▶ Instruction:
Transcribe all the entries word for word, skipping the pictures.

▶ Data for this task:
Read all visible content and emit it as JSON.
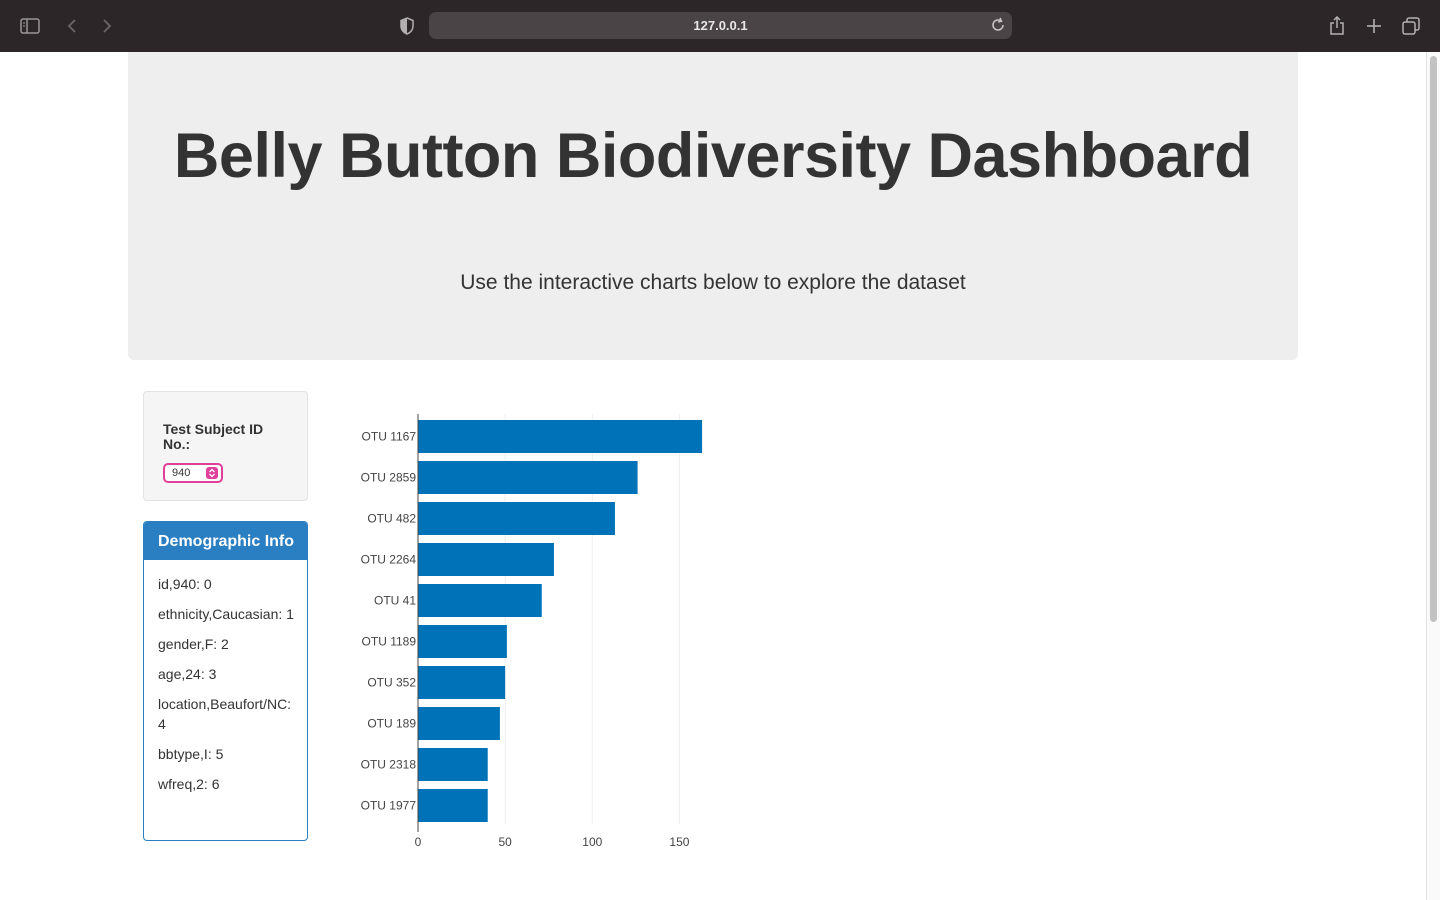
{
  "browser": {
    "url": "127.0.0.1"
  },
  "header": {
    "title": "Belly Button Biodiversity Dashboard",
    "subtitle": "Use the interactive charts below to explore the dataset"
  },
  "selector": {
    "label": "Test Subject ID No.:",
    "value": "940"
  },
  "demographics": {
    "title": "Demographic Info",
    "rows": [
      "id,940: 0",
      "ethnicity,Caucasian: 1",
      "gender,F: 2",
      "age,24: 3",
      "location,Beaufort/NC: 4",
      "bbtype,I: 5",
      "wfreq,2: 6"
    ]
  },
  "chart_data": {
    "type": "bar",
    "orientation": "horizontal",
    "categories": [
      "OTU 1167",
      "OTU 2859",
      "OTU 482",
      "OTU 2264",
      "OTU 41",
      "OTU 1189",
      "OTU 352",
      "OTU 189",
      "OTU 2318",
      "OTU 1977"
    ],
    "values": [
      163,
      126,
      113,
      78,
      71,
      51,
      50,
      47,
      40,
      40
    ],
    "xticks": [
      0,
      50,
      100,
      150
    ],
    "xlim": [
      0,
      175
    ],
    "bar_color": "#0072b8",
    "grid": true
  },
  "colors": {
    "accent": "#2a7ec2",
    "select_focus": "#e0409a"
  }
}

▶ Correct result:
Read all visible content and emit it as JSON.
{
  "browser": {
    "url": "127.0.0.1"
  },
  "header": {
    "title": "Belly Button Biodiversity Dashboard",
    "subtitle": "Use the interactive charts below to explore the dataset"
  },
  "selector": {
    "label": "Test Subject ID No.:",
    "value": "940"
  },
  "demographics": {
    "title": "Demographic Info",
    "rows": [
      "id,940: 0",
      "ethnicity,Caucasian: 1",
      "gender,F: 2",
      "age,24: 3",
      "location,Beaufort/NC: 4",
      "bbtype,I: 5",
      "wfreq,2: 6"
    ]
  },
  "chart_data": {
    "type": "bar",
    "orientation": "horizontal",
    "categories": [
      "OTU 1167",
      "OTU 2859",
      "OTU 482",
      "OTU 2264",
      "OTU 41",
      "OTU 1189",
      "OTU 352",
      "OTU 189",
      "OTU 2318",
      "OTU 1977"
    ],
    "values": [
      163,
      126,
      113,
      78,
      71,
      51,
      50,
      47,
      40,
      40
    ],
    "xticks": [
      0,
      50,
      100,
      150
    ],
    "xlim": [
      0,
      175
    ],
    "bar_color": "#0072b8",
    "grid": true
  },
  "colors": {
    "accent": "#2a7ec2",
    "select_focus": "#e0409a"
  }
}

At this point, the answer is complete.